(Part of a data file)
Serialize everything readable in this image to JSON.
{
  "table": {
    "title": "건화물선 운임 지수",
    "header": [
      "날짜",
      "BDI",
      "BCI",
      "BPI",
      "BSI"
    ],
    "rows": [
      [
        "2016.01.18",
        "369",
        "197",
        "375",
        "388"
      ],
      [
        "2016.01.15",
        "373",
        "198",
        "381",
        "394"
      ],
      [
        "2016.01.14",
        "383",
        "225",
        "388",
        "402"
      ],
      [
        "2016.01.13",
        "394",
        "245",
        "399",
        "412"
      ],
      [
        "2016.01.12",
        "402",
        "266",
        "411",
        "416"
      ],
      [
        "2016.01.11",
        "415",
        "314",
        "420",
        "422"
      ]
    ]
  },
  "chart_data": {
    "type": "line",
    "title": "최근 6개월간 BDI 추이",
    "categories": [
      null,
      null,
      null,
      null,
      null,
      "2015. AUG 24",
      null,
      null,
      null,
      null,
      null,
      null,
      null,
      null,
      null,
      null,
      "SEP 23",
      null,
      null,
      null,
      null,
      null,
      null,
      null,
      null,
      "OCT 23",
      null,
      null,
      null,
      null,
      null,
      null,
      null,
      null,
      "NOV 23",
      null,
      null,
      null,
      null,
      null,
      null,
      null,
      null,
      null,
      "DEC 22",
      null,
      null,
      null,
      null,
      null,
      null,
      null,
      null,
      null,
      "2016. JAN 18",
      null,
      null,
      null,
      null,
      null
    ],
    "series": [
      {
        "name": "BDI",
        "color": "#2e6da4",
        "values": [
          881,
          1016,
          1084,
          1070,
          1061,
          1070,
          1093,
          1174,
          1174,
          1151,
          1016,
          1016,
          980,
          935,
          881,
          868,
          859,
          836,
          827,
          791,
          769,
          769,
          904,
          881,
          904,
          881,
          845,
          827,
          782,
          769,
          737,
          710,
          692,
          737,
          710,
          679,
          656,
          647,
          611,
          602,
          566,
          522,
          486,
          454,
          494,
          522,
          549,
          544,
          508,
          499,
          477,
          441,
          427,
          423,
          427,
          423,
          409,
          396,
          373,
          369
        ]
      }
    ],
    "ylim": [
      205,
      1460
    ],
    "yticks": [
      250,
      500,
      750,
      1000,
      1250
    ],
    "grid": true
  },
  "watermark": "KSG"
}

GIVEN INSTRUCTION — Quote the data above in full, changing nothing.

TASK OUTPUT —
Serialize everything readable in this image to JSON.
{
  "table": {
    "title": "건화물선 운임 지수",
    "header": [
      "날짜",
      "BDI",
      "BCI",
      "BPI",
      "BSI"
    ],
    "rows": [
      [
        "2016.01.18",
        "369",
        "197",
        "375",
        "388"
      ],
      [
        "2016.01.15",
        "373",
        "198",
        "381",
        "394"
      ],
      [
        "2016.01.14",
        "383",
        "225",
        "388",
        "402"
      ],
      [
        "2016.01.13",
        "394",
        "245",
        "399",
        "412"
      ],
      [
        "2016.01.12",
        "402",
        "266",
        "411",
        "416"
      ],
      [
        "2016.01.11",
        "415",
        "314",
        "420",
        "422"
      ]
    ]
  },
  "chart_data": {
    "type": "line",
    "title": "최근 6개월간 BDI 추이",
    "categories": [
      null,
      null,
      null,
      null,
      null,
      "2015. AUG 24",
      null,
      null,
      null,
      null,
      null,
      null,
      null,
      null,
      null,
      null,
      "SEP 23",
      null,
      null,
      null,
      null,
      null,
      null,
      null,
      null,
      "OCT 23",
      null,
      null,
      null,
      null,
      null,
      null,
      null,
      null,
      "NOV 23",
      null,
      null,
      null,
      null,
      null,
      null,
      null,
      null,
      null,
      "DEC 22",
      null,
      null,
      null,
      null,
      null,
      null,
      null,
      null,
      null,
      "2016. JAN 18",
      null,
      null,
      null,
      null,
      null
    ],
    "series": [
      {
        "name": "BDI",
        "color": "#2e6da4",
        "values": [
          881,
          1016,
          1084,
          1070,
          1061,
          1070,
          1093,
          1174,
          1174,
          1151,
          1016,
          1016,
          980,
          935,
          881,
          868,
          859,
          836,
          827,
          791,
          769,
          769,
          904,
          881,
          904,
          881,
          845,
          827,
          782,
          769,
          737,
          710,
          692,
          737,
          710,
          679,
          656,
          647,
          611,
          602,
          566,
          522,
          486,
          454,
          494,
          522,
          549,
          544,
          508,
          499,
          477,
          441,
          427,
          423,
          427,
          423,
          409,
          396,
          373,
          369
        ]
      }
    ],
    "ylim": [
      205,
      1460
    ],
    "yticks": [
      250,
      500,
      750,
      1000,
      1250
    ],
    "grid": true
  },
  "watermark": "KSG"
}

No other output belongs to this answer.